Select and copy out every line in the records containing "text".

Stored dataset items
=-=-=-=-=

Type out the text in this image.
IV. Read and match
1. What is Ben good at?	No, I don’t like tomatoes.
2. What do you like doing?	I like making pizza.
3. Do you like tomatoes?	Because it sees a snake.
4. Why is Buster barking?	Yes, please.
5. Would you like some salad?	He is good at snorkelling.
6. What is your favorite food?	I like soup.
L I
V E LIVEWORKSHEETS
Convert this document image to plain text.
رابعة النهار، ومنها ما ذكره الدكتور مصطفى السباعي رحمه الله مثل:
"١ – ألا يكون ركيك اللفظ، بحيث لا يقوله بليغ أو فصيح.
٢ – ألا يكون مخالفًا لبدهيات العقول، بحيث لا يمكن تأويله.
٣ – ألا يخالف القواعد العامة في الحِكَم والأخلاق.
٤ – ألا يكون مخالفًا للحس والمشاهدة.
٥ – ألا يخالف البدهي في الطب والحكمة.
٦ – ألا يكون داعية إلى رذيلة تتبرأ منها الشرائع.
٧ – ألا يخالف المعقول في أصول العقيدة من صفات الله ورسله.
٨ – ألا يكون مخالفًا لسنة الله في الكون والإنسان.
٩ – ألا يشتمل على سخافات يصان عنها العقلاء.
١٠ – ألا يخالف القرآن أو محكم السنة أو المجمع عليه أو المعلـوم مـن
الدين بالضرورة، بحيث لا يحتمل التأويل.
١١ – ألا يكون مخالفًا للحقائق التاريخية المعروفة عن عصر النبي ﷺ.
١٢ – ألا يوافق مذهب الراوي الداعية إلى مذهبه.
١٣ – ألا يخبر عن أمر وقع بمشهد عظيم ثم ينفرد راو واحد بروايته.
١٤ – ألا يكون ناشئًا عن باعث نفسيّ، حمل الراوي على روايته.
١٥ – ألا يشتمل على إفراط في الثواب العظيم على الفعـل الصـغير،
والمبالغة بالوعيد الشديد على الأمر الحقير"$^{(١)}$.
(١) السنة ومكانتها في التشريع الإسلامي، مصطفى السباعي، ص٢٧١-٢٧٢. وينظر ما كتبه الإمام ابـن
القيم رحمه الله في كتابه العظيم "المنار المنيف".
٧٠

=-=-=-=-=

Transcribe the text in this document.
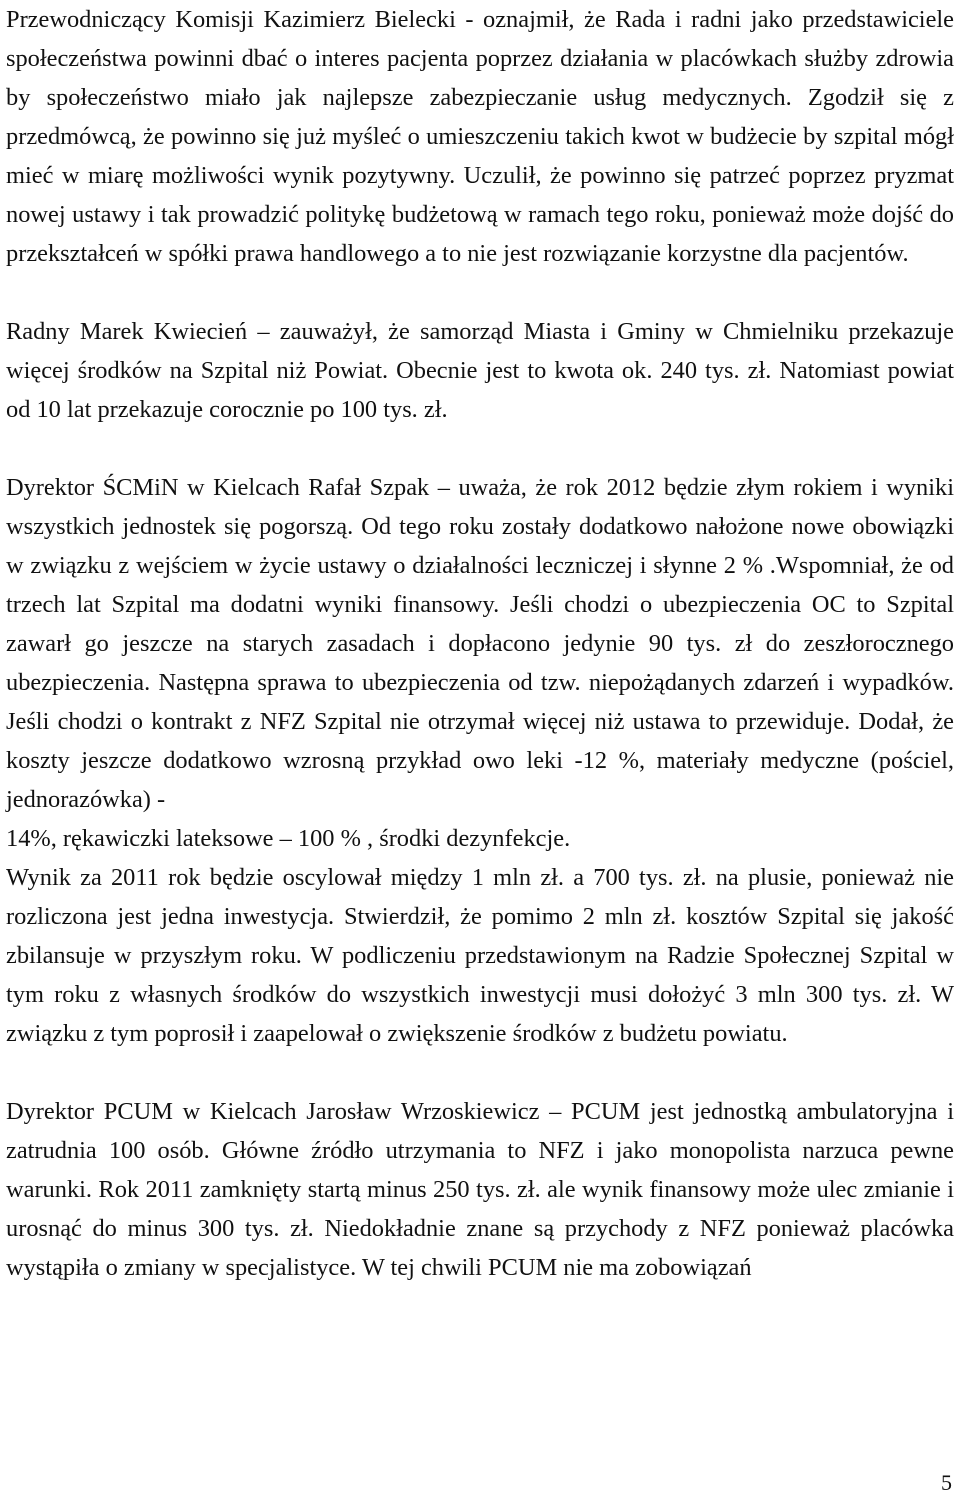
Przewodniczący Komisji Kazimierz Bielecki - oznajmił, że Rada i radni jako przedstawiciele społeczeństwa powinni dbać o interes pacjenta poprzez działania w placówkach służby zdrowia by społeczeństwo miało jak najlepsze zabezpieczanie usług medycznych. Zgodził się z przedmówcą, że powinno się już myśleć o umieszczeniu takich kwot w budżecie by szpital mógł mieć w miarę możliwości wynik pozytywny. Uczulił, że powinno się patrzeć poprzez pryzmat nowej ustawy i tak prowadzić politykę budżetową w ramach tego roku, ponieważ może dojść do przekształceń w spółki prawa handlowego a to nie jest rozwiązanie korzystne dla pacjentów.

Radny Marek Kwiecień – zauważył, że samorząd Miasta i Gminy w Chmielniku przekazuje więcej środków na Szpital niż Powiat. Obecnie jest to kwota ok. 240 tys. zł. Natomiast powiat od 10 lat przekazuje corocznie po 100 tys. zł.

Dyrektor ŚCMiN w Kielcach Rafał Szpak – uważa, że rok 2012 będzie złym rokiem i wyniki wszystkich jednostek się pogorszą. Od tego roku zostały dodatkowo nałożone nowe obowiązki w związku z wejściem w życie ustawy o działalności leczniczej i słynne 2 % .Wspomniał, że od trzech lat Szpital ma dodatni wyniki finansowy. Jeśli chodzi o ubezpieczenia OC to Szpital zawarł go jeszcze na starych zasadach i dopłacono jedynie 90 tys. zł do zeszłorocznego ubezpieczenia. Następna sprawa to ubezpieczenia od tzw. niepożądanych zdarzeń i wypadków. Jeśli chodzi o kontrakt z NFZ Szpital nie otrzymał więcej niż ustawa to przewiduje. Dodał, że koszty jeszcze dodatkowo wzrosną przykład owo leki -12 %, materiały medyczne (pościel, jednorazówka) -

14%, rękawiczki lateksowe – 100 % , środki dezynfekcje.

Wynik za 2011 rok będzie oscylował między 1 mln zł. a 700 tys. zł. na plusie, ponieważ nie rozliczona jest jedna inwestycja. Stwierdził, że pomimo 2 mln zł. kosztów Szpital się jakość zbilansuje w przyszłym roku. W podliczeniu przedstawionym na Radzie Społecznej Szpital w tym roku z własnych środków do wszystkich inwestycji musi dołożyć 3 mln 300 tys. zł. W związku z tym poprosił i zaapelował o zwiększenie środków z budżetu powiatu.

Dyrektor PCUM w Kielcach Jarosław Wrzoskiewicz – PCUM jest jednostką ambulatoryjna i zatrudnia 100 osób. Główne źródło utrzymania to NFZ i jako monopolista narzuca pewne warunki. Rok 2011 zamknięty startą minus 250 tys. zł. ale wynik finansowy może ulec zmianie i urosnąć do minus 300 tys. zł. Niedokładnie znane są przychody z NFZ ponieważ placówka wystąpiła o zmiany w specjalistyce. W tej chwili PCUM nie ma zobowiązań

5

=-=-=-=-=

> EXERCISE OUTPUT:
Type out the text in this image.
Convert this document image to plain text.
Transcribe the text in this document.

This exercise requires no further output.